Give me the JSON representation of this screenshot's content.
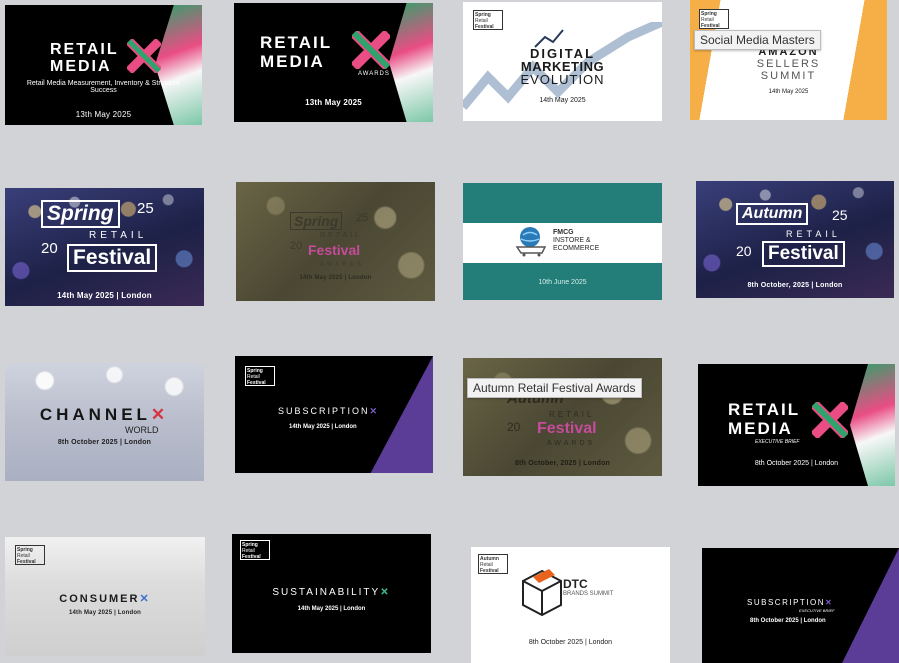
{
  "cards": [
    {
      "title1": "RETAIL",
      "title2": "MEDIA",
      "subtitle": "Retail Media Measurement, Inventory & Structure Success",
      "date": "13th May 2025"
    },
    {
      "title1": "RETAIL",
      "title2": "MEDIA",
      "badge": "AWARDS",
      "date": "13th May 2025"
    },
    {
      "logo": [
        "Spring",
        "Retail",
        "Festival"
      ],
      "title1": "DIGITAL",
      "title2": "MARKETING",
      "title3": "EVOLUTION",
      "date": "14th May 2025"
    },
    {
      "logo": [
        "Spring",
        "Retail",
        "Festival"
      ],
      "title1": "AMAZON",
      "title2": "SELLERS",
      "title3": "SUMMIT",
      "date": "14th May 2025"
    },
    {
      "word1": "Spring",
      "year_top": "25",
      "middle": "RETAIL",
      "year_bottom": "20",
      "word2": "Festival",
      "date": "14th May 2025 | London"
    },
    {
      "word1": "Spring",
      "year_top": "25",
      "middle": "RETAIL",
      "year_bottom": "20",
      "word2": "Festival",
      "word3": "AWARDS",
      "date": "14th May 2025 | London"
    },
    {
      "title1": "FMCG",
      "title2": "INSTORE &",
      "title3": "ECOMMERCE",
      "date": "10th June 2025"
    },
    {
      "word1": "Autumn",
      "year_top": "25",
      "middle": "RETAIL",
      "year_bottom": "20",
      "word2": "Festival",
      "date": "8th October, 2025 | London"
    },
    {
      "title1": "CHANNEL",
      "title2": "WORLD",
      "date": "8th October 2025 | London"
    },
    {
      "logo": [
        "Spring",
        "Retail",
        "Festival"
      ],
      "title1": "SUBSCRIPTION",
      "date": "14th May 2025 | London"
    },
    {
      "word1": "Autumn",
      "middle": "RETAIL",
      "year_bottom": "20",
      "word2": "Festival",
      "word3": "AWARDS",
      "date": "8th October, 2025 | London"
    },
    {
      "title1": "RETAIL",
      "title2": "MEDIA",
      "badge": "EXECUTIVE BRIEF",
      "date": "8th October 2025 | London"
    },
    {
      "logo": [
        "Spring",
        "Retail",
        "Festival"
      ],
      "title1": "CONSUMER",
      "date": "14th May 2025 | London"
    },
    {
      "logo": [
        "Spring",
        "Retail",
        "Festival"
      ],
      "title1": "SUSTAINABILITY",
      "date": "14th May 2025 | London"
    },
    {
      "logo": [
        "Autumn",
        "Retail",
        "Festival"
      ],
      "title1": "DTC",
      "title2": "BRANDS SUMMIT",
      "date": "8th October 2025 | London"
    },
    {
      "title1": "SUBSCRIPTION",
      "badge": "EXECUTIVE BRIEF",
      "date": "8th October 2025 | London"
    }
  ],
  "tooltips": {
    "social": "Social Media Masters",
    "autumn_awards": "Autumn Retail Festival Awards"
  },
  "icons": [
    "x-logo-icon",
    "chart-line-icon",
    "globe-cart-icon",
    "box-icon"
  ],
  "colors": {
    "accent_orange": "#f6ae47",
    "teal": "#237d78",
    "purple": "#5b3c97",
    "red_x": "#d63343",
    "green_x": "#3fbf8c"
  }
}
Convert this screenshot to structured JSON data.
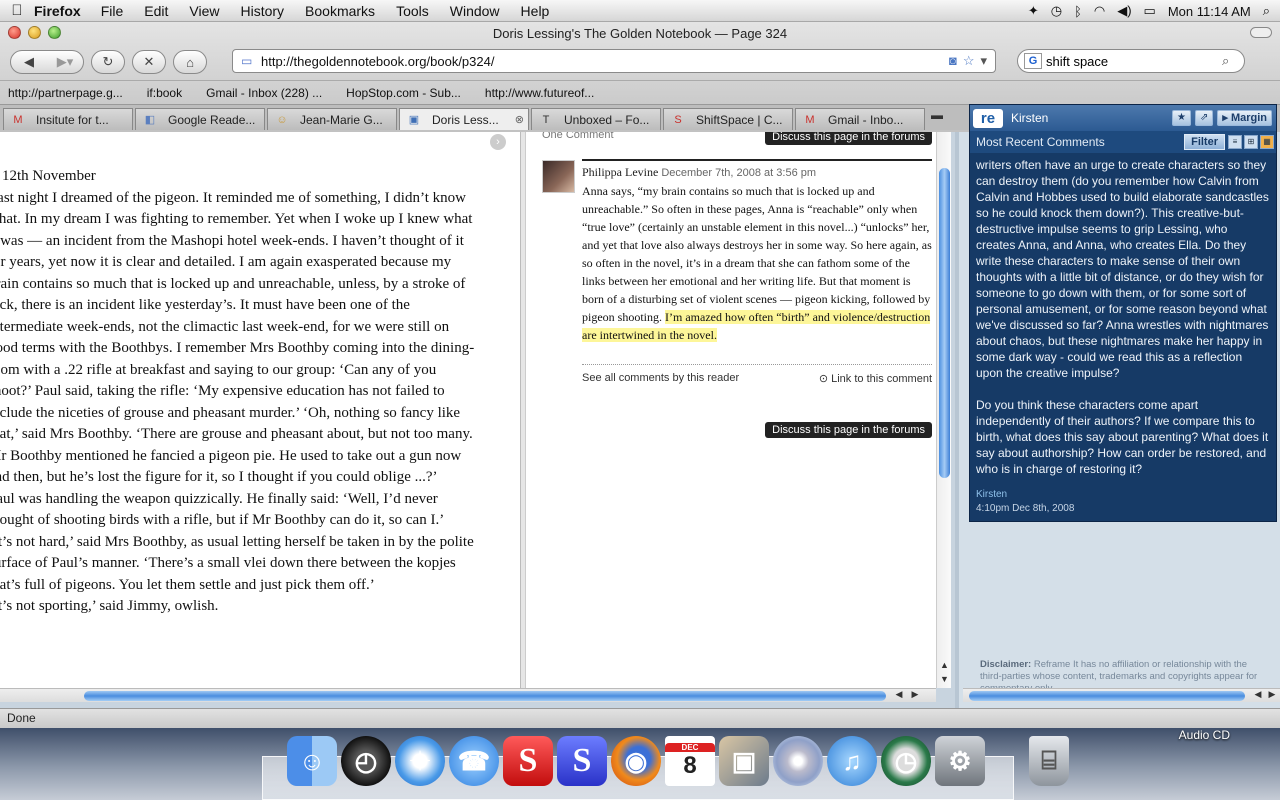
......
• [EXERCISE]:
Quote every record above exactly, leaving out any pictures.

• [WORKED ANSWER]:
Give me the JSON representation of this screenshot's content.
{
  "cards": [
    {
      "title1": "RETAIL",
      "title2": "MEDIA",
      "subtitle": "Retail Media Measurement, Inventory & Structure Success",
      "date": "13th May 2025"
    },
    {
      "title1": "RETAIL",
      "title2": "MEDIA",
      "badge": "AWARDS",
      "date": "13th May 2025"
    },
    {
      "logo": [
        "Spring",
        "Retail",
        "Festival"
      ],
      "title1": "DIGITAL",
      "title2": "MARKETING",
      "title3": "EVOLUTION",
      "date": "14th May 2025"
    },
    {
      "logo": [
        "Spring",
        "Retail",
        "Festival"
      ],
      "title1": "AMAZON",
      "title2": "SELLERS",
      "title3": "SUMMIT",
      "date": "14th May 2025"
    },
    {
      "word1": "Spring",
      "year_top": "25",
      "middle": "RETAIL",
      "year_bottom": "20",
      "word2": "Festival",
      "date": "14th May 2025 | London"
    },
    {
      "word1": "Spring",
      "year_top": "25",
      "middle": "RETAIL",
      "year_bottom": "20",
      "word2": "Festival",
      "word3": "AWARDS",
      "date": "14th May 2025 | London"
    },
    {
      "title1": "FMCG",
      "title2": "INSTORE &",
      "title3": "ECOMMERCE",
      "date": "10th June 2025"
    },
    {
      "word1": "Autumn",
      "year_top": "25",
      "middle": "RETAIL",
      "year_bottom": "20",
      "word2": "Festival",
      "date": "8th October, 2025 | London"
    },
    {
      "title1": "CHANNEL",
      "title2": "WORLD",
      "date": "8th October 2025 | London"
    },
    {
      "logo": [
        "Spring",
        "Retail",
        "Festival"
      ],
      "title1": "SUBSCRIPTION",
      "date": "14th May 2025 | London"
    },
    {
      "word1": "Autumn",
      "middle": "RETAIL",
      "year_bottom": "20",
      "word2": "Festival",
      "word3": "AWARDS",
      "date": "8th October, 2025 | London"
    },
    {
      "title1": "RETAIL",
      "title2": "MEDIA",
      "badge": "EXECUTIVE BRIEF",
      "date": "8th October 2025 | London"
    },
    {
      "logo": [
        "Spring",
        "Retail",
        "Festival"
      ],
      "title1": "CONSUMER",
      "date": "14th May 2025 | London"
    },
    {
      "logo": [
        "Spring",
        "Retail",
        "Festival"
      ],
      "title1": "SUSTAINABILITY",
      "date": "14th May 2025 | London"
    },
    {
      "logo": [
        "Autumn",
        "Retail",
        "Festival"
      ],
      "title1": "DTC",
      "title2": "BRANDS SUMMIT",
      "date": "8th October 2025 | London"
    },
    {
      "title1": "SUBSCRIPTION",
      "badge": "EXECUTIVE BRIEF",
      "date": "8th October 2025 | London"
    }
  ],
  "tooltips": {
    "social": "Social Media Masters",
    "autumn_awards": "Autumn Retail Festival Awards"
  },
  "icons": [
    "x-logo-icon",
    "chart-line-icon",
    "globe-cart-icon",
    "box-icon"
  ],
  "colors": {
    "accent_orange": "#f6ae47",
    "teal": "#237d78",
    "purple": "#5b3c97",
    "red_x": "#d63343",
    "green_x": "#3fbf8c"
  }
}
Convert this screenshot to structured JSON data.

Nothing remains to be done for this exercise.